>> START

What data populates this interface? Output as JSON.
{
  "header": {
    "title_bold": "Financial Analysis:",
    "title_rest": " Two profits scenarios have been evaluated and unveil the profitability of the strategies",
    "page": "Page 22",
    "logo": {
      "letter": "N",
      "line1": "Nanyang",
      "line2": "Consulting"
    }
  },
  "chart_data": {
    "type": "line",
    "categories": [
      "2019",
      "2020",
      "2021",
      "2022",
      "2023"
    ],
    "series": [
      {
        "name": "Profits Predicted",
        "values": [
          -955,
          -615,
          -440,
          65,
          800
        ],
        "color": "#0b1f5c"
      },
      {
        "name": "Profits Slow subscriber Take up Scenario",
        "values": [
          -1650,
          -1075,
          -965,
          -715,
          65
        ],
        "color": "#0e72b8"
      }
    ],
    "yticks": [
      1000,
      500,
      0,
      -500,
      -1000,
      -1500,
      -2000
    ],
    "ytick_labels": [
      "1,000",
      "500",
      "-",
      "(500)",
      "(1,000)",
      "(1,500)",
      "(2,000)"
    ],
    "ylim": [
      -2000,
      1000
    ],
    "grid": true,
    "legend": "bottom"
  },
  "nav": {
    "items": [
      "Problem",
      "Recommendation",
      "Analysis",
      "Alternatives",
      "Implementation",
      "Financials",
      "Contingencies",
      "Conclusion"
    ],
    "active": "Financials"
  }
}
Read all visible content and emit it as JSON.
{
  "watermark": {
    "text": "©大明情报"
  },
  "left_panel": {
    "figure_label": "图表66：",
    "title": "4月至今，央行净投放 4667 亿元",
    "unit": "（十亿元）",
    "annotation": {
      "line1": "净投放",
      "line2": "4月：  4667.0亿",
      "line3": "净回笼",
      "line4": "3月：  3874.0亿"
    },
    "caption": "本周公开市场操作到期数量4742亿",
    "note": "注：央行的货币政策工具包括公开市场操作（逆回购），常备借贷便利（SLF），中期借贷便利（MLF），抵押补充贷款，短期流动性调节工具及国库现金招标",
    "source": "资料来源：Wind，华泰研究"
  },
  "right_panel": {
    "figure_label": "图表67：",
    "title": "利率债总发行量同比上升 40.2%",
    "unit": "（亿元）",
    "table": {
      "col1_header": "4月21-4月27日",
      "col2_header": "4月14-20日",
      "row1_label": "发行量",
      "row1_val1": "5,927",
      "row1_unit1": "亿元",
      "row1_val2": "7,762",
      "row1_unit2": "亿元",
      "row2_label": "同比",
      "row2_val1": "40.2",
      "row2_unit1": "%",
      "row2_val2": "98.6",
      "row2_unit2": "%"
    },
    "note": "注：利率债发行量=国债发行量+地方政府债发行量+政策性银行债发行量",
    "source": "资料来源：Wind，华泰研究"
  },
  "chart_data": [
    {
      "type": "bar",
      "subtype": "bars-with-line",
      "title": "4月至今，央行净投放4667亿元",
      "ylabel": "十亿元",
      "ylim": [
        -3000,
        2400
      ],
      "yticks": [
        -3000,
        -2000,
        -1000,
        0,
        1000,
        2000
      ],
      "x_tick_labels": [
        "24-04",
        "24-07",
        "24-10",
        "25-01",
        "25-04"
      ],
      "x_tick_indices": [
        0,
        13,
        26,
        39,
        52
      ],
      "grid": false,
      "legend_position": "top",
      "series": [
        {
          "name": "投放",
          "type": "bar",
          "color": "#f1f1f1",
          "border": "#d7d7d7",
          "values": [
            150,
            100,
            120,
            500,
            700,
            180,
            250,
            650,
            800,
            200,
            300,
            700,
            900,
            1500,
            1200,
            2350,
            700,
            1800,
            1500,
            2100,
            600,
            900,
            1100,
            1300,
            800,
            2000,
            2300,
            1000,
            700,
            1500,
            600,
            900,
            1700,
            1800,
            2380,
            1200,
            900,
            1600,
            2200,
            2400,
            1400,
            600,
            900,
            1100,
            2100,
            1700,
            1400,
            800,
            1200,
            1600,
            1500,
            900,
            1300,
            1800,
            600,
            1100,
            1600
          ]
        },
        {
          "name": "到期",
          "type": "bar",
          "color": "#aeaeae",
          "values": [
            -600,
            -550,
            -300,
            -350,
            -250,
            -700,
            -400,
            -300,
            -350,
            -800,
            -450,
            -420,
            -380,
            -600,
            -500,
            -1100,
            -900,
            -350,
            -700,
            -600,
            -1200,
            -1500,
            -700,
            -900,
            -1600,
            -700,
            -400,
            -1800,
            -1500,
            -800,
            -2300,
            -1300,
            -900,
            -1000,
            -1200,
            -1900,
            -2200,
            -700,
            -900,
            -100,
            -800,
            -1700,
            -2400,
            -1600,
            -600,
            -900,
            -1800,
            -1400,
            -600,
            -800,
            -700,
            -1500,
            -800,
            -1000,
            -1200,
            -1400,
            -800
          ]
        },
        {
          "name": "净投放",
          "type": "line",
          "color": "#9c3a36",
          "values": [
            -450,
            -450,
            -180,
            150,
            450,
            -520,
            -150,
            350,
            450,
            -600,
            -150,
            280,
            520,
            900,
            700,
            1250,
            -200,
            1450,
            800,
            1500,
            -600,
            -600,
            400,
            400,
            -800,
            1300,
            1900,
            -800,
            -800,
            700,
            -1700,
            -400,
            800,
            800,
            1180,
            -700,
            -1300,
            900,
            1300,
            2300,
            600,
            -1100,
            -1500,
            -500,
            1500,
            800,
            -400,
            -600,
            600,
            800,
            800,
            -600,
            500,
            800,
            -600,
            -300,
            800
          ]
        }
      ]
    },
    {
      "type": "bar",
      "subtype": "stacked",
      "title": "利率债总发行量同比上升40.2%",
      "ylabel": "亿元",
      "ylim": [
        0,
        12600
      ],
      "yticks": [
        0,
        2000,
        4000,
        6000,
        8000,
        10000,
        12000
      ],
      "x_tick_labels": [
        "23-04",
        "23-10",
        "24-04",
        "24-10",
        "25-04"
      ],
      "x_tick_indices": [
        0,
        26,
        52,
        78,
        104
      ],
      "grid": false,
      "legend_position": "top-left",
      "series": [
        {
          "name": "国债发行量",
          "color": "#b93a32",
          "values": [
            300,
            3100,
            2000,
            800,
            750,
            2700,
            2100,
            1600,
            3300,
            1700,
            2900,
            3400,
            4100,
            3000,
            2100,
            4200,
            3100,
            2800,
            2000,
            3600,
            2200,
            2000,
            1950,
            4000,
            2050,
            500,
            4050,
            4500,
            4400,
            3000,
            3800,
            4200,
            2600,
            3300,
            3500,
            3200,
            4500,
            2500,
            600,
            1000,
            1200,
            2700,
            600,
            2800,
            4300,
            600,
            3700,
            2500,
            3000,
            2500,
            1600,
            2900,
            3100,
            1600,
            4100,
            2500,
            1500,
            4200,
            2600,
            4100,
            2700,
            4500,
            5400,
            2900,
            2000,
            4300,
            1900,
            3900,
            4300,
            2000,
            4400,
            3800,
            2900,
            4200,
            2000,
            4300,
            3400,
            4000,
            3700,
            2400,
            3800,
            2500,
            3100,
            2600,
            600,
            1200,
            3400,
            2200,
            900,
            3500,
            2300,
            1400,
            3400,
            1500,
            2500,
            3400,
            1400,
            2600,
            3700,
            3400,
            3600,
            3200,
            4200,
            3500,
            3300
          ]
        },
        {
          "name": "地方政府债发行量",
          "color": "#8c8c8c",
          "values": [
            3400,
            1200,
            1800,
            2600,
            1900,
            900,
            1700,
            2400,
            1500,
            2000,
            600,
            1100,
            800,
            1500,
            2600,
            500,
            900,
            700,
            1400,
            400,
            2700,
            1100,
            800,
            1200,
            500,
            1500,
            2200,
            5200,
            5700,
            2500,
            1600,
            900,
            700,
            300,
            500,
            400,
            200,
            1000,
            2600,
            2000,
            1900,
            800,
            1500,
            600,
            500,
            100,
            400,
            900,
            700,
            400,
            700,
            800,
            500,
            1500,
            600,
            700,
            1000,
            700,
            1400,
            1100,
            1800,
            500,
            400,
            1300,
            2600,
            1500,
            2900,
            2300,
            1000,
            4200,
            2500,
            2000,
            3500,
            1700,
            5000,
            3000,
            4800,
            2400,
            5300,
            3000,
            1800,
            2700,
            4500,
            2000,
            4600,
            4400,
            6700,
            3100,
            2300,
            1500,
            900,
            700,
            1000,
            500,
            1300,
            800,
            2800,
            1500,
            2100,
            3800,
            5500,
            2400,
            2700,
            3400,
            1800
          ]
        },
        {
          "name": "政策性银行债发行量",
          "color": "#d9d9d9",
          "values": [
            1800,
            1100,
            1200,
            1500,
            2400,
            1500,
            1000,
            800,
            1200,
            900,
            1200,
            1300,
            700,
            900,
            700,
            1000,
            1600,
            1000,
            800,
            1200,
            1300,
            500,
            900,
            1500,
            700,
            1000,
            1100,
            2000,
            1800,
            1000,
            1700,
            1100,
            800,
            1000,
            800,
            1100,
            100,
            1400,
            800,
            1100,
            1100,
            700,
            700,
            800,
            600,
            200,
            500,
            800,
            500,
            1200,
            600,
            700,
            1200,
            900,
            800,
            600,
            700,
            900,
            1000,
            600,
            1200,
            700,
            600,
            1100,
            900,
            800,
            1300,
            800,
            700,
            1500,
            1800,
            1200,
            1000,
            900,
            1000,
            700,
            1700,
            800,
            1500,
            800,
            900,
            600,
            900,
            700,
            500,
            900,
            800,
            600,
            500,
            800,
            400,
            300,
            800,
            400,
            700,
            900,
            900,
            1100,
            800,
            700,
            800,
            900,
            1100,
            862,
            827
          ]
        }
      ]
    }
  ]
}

>> END
>> START

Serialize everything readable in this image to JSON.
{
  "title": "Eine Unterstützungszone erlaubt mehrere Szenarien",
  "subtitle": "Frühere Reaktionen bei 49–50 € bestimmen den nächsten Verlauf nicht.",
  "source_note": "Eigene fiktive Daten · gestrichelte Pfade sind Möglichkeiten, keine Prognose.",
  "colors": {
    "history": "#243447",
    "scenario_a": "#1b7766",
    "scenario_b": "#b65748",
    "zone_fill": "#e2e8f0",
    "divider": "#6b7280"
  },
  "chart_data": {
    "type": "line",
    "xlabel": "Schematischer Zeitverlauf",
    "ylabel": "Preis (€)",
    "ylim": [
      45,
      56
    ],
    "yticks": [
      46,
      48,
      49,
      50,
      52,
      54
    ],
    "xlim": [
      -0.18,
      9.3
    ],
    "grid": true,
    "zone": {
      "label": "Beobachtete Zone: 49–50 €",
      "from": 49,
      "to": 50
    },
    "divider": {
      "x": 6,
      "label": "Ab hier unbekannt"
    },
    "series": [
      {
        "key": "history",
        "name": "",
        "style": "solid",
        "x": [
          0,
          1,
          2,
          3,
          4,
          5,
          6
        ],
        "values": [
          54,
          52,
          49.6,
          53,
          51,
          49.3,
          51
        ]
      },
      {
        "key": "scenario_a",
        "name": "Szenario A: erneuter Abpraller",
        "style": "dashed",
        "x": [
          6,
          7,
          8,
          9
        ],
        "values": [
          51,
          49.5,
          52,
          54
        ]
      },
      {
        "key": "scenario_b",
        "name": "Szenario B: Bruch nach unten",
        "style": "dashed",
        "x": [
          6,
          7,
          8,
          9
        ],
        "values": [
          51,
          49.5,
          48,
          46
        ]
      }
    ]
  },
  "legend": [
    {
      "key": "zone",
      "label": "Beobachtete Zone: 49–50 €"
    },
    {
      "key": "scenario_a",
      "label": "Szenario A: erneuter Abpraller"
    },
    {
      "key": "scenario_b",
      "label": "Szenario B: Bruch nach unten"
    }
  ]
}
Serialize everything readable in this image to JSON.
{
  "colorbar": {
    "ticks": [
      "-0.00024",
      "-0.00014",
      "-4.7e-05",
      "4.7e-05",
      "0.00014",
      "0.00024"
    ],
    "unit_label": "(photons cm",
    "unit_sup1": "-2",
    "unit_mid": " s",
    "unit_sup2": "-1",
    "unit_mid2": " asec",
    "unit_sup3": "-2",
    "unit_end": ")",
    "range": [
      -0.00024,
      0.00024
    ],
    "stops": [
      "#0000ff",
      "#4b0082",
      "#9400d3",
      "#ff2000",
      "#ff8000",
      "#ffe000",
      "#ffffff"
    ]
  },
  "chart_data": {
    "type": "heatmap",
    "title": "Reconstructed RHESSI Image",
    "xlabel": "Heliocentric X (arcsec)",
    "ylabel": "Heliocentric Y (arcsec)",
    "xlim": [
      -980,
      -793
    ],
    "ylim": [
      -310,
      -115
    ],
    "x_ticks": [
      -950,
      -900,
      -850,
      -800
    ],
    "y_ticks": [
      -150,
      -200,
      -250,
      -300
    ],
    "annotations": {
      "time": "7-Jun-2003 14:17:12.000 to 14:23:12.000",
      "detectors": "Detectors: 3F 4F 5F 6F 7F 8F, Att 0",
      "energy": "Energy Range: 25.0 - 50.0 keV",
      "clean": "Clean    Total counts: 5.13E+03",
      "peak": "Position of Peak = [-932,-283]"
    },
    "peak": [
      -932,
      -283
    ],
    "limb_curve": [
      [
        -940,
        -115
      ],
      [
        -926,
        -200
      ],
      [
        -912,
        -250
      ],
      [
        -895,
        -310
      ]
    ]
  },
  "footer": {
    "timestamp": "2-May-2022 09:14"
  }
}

>> END

Your objective: Copy each line of the listing that includes "国债发行量".

Reply to the exercise:
    "note": "注：利率债发行量=国债发行量+地方政府债发行量+政策性银行债发行量",
          "name": "国债发行量",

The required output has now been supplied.